Set exercise
For each line below that contains the string "noch", copy that line.

Data provided

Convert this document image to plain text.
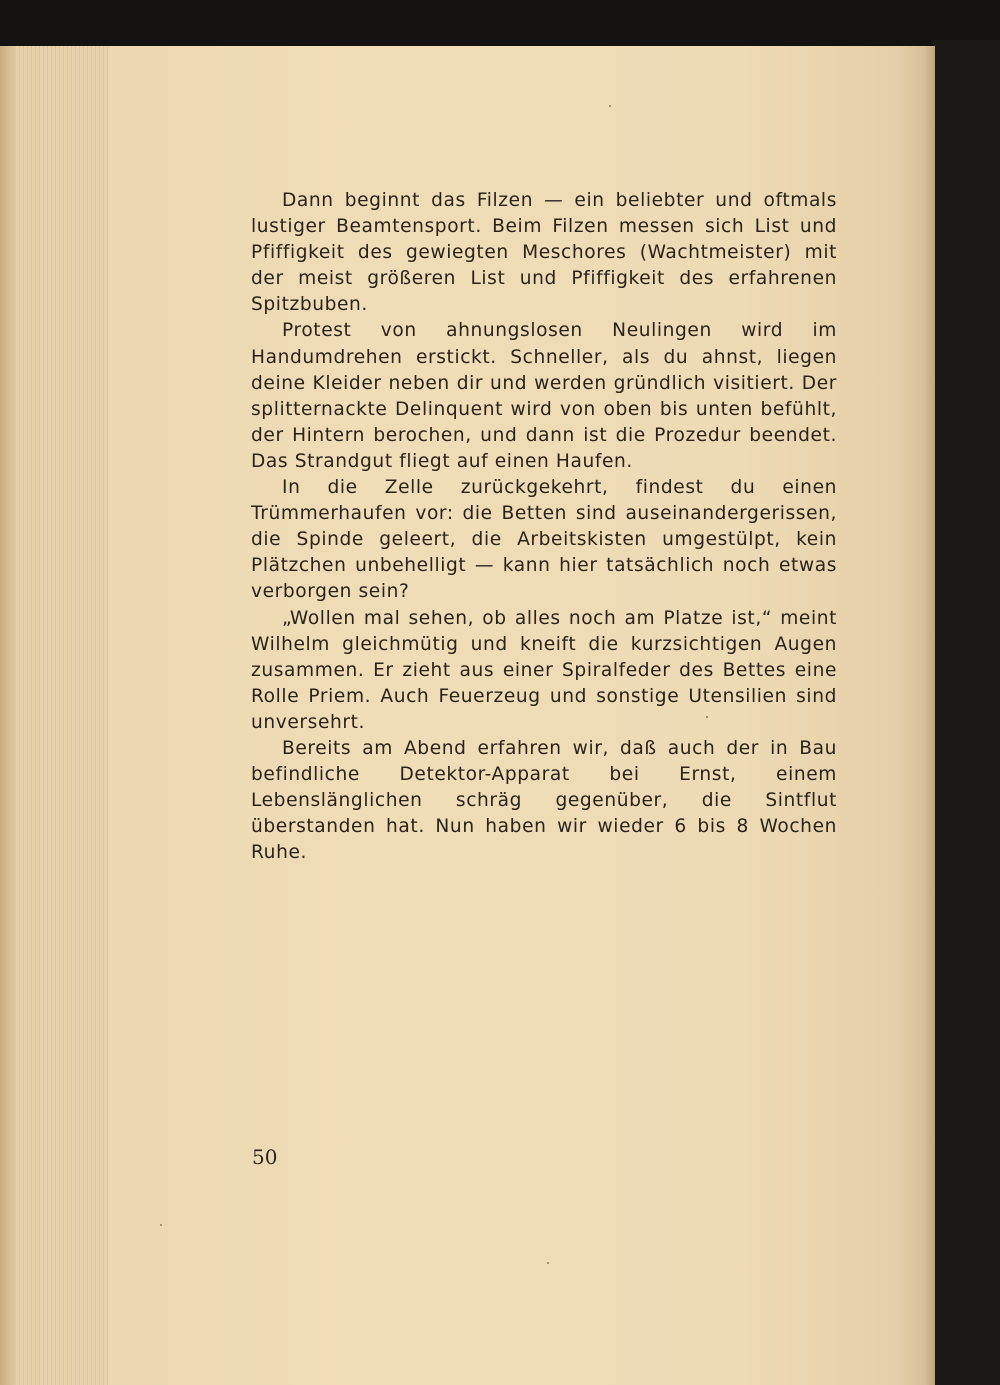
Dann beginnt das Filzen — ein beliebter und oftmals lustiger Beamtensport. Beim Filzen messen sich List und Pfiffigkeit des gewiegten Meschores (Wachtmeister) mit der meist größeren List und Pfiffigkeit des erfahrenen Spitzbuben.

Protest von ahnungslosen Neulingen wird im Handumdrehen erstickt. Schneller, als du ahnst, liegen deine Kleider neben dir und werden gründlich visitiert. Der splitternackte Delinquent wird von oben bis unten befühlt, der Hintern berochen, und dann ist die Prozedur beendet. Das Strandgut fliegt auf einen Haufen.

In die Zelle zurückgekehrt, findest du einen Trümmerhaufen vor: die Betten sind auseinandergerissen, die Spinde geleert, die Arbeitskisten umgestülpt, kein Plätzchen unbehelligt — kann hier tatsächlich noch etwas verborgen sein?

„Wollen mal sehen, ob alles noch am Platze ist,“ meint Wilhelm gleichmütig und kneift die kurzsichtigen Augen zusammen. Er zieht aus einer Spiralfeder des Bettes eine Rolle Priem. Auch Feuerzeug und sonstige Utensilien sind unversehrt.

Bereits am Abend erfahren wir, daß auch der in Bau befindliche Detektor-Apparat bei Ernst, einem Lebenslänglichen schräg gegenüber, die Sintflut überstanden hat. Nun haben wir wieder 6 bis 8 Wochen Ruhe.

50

* * *

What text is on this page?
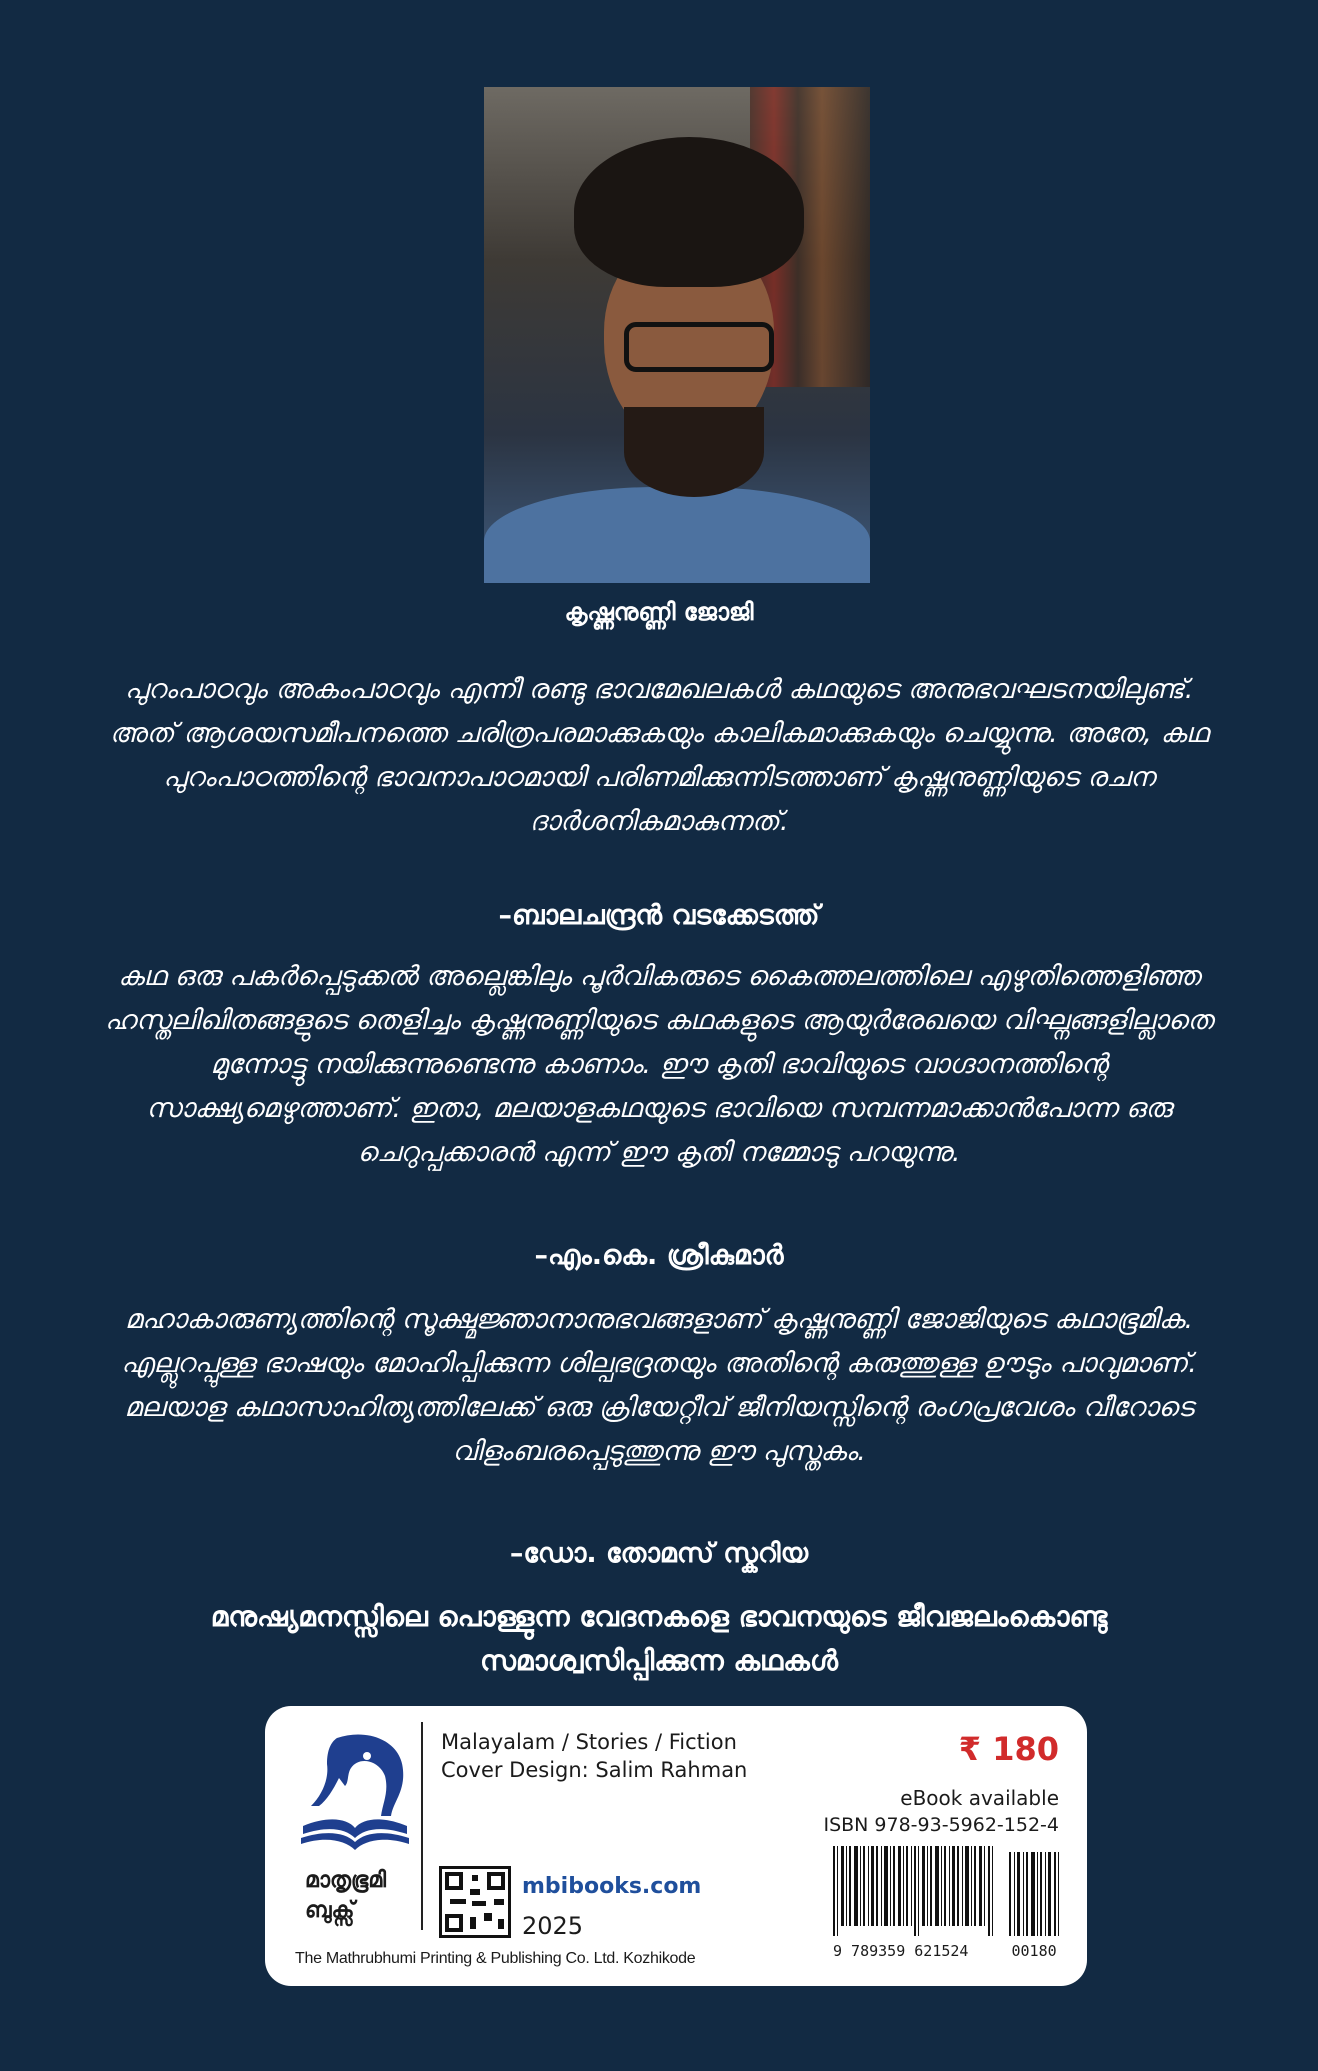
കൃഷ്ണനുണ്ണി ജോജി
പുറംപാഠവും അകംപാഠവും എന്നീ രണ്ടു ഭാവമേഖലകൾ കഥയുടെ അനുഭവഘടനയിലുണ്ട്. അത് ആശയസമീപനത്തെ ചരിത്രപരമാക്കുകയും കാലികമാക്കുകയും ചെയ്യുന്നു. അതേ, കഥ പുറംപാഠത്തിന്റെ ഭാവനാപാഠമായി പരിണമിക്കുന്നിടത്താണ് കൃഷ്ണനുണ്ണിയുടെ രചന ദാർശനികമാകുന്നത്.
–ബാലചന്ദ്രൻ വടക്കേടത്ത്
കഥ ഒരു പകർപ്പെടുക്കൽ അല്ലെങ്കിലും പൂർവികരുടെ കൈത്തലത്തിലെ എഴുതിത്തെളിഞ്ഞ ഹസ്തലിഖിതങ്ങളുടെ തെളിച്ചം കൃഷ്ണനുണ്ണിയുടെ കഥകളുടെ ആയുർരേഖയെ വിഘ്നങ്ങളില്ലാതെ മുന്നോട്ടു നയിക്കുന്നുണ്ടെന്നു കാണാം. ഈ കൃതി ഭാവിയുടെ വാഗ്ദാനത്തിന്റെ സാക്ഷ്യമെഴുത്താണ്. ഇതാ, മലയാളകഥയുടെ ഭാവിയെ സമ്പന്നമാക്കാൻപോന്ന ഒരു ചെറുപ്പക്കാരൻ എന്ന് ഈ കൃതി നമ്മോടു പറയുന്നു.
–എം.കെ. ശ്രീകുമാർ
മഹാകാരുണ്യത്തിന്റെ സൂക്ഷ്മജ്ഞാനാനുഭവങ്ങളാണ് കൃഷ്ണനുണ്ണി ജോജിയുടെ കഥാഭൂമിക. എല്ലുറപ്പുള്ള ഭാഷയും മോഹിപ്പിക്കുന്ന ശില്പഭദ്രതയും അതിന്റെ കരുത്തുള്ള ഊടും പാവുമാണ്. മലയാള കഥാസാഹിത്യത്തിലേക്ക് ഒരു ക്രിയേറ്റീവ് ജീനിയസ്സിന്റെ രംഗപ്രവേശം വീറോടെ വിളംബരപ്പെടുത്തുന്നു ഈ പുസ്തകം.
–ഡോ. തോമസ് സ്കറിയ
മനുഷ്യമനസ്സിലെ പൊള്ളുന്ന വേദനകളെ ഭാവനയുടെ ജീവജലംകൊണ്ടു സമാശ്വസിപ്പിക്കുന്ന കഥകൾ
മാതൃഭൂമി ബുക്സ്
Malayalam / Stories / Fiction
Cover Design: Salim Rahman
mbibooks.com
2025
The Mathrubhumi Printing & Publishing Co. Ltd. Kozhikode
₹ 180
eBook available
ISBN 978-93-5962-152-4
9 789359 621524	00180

Solution to this task
In die Zelle zurückgekehrt, findest du einen Trümmerhaufen vor: die Betten sind auseinandergerissen, die Spinde geleert, die Arbeitskisten umgestülpt, kein Plätzchen unbehelligt — kann hier tatsächlich noch etwas verborgen sein?
„Wollen mal sehen, ob alles noch am Platze ist,“ meint Wilhelm gleichmütig und kneift die kurzsichtigen Augen zusammen. Er zieht aus einer Spiralfeder des Bettes eine Rolle Priem. Auch Feuerzeug und sonstige Utensilien sind unversehrt.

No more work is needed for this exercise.